Exercise task
For the material that follows, list every line containing the word "области".

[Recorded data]
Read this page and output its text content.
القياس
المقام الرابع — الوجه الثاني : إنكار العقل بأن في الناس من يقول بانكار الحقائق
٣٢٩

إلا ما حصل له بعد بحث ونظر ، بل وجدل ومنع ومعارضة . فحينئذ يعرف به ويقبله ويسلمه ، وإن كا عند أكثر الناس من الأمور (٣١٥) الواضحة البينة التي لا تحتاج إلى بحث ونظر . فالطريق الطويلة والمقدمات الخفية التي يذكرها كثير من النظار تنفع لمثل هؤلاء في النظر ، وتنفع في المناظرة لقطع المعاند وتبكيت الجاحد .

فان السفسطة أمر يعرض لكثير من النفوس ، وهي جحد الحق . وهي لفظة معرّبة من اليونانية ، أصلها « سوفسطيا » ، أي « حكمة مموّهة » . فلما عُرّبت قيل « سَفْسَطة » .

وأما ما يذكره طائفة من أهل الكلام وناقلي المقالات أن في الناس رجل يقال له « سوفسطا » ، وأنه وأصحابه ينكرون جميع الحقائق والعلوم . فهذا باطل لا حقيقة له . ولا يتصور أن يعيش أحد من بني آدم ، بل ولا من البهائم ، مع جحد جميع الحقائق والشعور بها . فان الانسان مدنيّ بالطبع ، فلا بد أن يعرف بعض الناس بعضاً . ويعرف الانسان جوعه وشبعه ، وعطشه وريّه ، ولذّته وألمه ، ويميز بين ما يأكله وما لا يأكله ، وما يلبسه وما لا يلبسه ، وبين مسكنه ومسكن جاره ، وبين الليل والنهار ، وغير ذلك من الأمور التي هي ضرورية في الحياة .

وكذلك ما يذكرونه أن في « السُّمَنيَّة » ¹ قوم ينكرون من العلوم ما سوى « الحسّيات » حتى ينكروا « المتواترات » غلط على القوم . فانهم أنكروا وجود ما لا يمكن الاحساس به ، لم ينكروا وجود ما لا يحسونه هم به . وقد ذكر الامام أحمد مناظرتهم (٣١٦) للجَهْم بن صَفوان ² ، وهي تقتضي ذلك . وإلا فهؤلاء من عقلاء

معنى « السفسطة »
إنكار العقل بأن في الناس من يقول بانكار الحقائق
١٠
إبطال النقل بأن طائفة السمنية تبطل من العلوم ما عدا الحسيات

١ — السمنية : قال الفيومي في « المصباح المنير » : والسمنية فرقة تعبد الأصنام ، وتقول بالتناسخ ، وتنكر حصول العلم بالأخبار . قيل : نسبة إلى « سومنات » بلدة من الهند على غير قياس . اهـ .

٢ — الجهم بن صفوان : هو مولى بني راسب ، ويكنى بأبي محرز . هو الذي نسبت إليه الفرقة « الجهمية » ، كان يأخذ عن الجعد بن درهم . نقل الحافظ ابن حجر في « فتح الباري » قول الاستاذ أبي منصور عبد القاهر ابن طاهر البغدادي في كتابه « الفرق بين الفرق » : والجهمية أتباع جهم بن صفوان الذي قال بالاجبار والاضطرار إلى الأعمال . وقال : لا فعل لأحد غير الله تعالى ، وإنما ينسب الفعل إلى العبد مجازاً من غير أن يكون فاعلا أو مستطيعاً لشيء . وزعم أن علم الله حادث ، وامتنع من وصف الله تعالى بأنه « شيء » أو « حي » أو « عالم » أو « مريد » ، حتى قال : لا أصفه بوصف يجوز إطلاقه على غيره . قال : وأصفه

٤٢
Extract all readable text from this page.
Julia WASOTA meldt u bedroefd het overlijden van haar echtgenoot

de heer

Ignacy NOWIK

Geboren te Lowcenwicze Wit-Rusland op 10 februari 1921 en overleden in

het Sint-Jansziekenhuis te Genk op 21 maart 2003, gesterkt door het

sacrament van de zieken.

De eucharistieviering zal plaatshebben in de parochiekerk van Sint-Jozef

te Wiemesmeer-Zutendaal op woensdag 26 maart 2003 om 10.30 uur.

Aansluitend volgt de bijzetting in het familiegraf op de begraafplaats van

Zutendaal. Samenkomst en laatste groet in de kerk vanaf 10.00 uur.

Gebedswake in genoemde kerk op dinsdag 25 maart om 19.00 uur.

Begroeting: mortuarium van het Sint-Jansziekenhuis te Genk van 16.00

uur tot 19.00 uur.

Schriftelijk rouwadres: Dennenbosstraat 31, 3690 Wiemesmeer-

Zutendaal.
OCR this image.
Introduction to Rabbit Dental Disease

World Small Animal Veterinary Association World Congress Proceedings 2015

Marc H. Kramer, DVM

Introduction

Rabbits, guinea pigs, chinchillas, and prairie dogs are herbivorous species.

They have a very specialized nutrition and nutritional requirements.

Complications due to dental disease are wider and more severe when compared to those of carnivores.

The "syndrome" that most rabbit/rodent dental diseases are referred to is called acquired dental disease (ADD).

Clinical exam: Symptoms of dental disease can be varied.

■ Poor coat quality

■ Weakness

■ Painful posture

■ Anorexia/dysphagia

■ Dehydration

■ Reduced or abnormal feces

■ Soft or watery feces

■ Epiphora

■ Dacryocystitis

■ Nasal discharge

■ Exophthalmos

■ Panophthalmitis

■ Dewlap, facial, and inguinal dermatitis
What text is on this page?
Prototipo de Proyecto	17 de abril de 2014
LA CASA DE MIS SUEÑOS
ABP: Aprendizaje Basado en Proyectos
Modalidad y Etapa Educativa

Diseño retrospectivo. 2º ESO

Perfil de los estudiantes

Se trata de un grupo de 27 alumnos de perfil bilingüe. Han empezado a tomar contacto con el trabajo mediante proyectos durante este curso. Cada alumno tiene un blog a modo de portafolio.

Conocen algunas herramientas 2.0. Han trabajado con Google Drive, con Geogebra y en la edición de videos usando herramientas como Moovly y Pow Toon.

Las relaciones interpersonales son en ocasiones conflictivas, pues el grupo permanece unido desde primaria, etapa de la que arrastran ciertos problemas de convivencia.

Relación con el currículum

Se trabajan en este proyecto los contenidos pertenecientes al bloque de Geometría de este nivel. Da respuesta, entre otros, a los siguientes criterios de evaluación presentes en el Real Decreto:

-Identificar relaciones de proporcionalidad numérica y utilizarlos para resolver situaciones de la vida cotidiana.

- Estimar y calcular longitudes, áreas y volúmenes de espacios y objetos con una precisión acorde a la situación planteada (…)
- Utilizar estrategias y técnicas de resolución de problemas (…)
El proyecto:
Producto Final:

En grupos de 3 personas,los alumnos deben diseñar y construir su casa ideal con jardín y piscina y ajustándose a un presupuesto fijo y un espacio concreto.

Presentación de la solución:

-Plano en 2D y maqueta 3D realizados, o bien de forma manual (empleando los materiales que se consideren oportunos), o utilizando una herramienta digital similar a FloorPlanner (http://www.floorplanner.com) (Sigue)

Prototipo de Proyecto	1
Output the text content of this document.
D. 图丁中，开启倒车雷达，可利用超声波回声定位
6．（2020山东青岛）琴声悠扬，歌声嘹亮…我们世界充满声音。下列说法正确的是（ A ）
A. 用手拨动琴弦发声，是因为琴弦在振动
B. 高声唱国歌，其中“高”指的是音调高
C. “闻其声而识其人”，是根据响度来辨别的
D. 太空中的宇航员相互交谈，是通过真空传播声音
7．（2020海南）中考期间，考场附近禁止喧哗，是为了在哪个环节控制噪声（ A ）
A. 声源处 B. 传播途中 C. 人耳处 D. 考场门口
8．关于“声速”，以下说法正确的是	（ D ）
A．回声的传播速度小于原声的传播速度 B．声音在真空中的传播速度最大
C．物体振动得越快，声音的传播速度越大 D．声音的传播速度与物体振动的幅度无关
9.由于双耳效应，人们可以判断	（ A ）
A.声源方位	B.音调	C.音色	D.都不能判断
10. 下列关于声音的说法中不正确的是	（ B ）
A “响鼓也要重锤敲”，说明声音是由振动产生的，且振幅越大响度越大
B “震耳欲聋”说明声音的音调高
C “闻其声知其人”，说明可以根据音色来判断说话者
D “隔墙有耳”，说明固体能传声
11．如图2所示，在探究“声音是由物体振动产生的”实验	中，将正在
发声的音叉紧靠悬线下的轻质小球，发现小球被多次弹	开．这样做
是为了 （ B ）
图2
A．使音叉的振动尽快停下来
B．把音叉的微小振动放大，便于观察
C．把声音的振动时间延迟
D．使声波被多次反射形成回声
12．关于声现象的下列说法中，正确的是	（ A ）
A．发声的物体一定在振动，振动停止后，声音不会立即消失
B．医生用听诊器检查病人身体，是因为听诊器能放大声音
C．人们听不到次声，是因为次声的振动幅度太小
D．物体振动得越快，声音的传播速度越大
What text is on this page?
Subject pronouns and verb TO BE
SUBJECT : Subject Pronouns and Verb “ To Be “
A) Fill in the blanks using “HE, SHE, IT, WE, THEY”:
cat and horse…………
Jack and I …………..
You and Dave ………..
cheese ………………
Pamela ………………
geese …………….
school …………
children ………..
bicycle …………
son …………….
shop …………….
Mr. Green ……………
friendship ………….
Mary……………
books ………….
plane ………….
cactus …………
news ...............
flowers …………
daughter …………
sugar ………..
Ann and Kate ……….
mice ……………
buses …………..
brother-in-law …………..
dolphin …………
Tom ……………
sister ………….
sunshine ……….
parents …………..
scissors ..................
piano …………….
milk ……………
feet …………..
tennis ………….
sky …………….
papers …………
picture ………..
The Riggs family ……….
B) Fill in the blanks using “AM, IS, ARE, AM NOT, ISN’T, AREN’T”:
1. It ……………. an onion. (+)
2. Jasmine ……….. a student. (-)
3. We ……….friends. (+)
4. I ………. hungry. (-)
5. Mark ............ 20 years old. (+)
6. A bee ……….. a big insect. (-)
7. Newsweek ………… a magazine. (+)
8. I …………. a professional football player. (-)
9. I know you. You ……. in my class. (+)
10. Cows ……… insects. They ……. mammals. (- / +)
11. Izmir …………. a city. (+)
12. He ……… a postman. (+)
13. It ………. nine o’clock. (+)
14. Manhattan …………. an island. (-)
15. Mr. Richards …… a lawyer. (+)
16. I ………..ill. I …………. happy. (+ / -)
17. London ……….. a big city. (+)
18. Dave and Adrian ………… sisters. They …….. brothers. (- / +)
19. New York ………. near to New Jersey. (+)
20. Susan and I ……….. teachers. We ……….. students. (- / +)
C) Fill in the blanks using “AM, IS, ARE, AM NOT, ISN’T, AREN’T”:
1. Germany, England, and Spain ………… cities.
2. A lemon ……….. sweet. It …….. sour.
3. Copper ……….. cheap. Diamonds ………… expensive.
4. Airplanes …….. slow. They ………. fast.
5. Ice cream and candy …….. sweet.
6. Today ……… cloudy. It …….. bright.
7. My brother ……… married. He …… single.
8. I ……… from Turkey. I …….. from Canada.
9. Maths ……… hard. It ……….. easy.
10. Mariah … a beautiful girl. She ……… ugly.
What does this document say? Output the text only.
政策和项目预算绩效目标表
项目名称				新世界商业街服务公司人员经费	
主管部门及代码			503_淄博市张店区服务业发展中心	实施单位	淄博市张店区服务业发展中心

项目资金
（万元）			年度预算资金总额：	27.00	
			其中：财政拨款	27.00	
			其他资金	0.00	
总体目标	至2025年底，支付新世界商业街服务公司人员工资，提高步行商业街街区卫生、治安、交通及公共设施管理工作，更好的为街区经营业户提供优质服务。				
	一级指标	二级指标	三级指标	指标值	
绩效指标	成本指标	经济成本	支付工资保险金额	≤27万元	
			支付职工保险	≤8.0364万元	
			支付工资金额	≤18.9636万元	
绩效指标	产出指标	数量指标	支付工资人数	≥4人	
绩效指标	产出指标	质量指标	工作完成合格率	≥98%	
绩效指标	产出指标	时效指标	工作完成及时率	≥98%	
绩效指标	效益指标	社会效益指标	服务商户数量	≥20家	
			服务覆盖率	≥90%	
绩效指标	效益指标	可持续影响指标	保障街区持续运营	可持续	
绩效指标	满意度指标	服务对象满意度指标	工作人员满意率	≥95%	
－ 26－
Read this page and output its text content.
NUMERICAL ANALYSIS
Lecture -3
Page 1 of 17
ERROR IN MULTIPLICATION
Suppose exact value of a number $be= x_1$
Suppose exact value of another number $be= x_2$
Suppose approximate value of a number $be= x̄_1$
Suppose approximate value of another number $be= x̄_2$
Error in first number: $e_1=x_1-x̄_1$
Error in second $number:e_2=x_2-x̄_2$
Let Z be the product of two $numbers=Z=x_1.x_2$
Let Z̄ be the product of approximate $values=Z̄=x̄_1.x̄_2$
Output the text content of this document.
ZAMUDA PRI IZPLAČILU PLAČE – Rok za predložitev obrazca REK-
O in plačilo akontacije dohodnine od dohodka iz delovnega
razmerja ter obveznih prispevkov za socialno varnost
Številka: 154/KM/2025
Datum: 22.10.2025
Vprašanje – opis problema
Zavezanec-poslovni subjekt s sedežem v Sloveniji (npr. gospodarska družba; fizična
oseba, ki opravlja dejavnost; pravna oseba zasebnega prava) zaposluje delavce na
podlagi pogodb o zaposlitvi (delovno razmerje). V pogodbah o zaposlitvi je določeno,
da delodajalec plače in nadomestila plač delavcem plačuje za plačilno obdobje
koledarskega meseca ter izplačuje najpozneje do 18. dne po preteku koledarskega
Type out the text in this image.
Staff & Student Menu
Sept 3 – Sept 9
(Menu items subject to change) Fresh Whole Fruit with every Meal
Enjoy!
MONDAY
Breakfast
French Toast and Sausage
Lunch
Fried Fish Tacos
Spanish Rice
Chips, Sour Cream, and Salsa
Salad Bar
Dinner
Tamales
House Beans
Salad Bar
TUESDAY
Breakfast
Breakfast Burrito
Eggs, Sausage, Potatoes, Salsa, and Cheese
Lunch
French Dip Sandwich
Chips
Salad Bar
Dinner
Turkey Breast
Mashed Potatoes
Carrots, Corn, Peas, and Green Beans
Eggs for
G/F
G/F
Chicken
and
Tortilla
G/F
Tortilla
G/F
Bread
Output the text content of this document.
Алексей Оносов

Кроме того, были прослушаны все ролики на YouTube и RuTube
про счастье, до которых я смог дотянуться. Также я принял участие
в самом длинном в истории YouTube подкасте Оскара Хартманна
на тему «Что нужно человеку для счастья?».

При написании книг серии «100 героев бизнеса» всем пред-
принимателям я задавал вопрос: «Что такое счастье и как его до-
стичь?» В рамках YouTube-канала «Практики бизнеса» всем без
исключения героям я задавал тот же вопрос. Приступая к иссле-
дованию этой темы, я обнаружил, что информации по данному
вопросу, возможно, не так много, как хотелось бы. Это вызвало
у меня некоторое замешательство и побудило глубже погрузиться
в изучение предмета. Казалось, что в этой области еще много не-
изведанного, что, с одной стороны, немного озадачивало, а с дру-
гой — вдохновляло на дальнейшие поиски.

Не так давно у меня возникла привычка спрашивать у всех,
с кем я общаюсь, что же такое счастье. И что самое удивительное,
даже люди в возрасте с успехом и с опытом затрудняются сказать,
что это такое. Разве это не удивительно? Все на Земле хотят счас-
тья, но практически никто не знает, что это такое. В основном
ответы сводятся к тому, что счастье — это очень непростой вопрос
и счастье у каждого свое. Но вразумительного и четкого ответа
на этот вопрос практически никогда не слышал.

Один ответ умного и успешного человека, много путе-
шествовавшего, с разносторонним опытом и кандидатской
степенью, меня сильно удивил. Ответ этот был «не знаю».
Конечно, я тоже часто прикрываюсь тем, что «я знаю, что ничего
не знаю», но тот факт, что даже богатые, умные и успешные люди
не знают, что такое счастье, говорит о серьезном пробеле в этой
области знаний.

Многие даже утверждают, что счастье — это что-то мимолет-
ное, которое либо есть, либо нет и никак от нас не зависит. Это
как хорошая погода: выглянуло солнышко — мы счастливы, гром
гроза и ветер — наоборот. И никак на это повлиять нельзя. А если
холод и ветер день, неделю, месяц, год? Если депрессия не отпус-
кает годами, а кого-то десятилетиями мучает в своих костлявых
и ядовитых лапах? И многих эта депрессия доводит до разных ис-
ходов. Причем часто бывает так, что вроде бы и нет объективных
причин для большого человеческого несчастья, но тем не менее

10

Exercise output
в изучение предмета. Казалось, что в этой области еще много не-
области знаний.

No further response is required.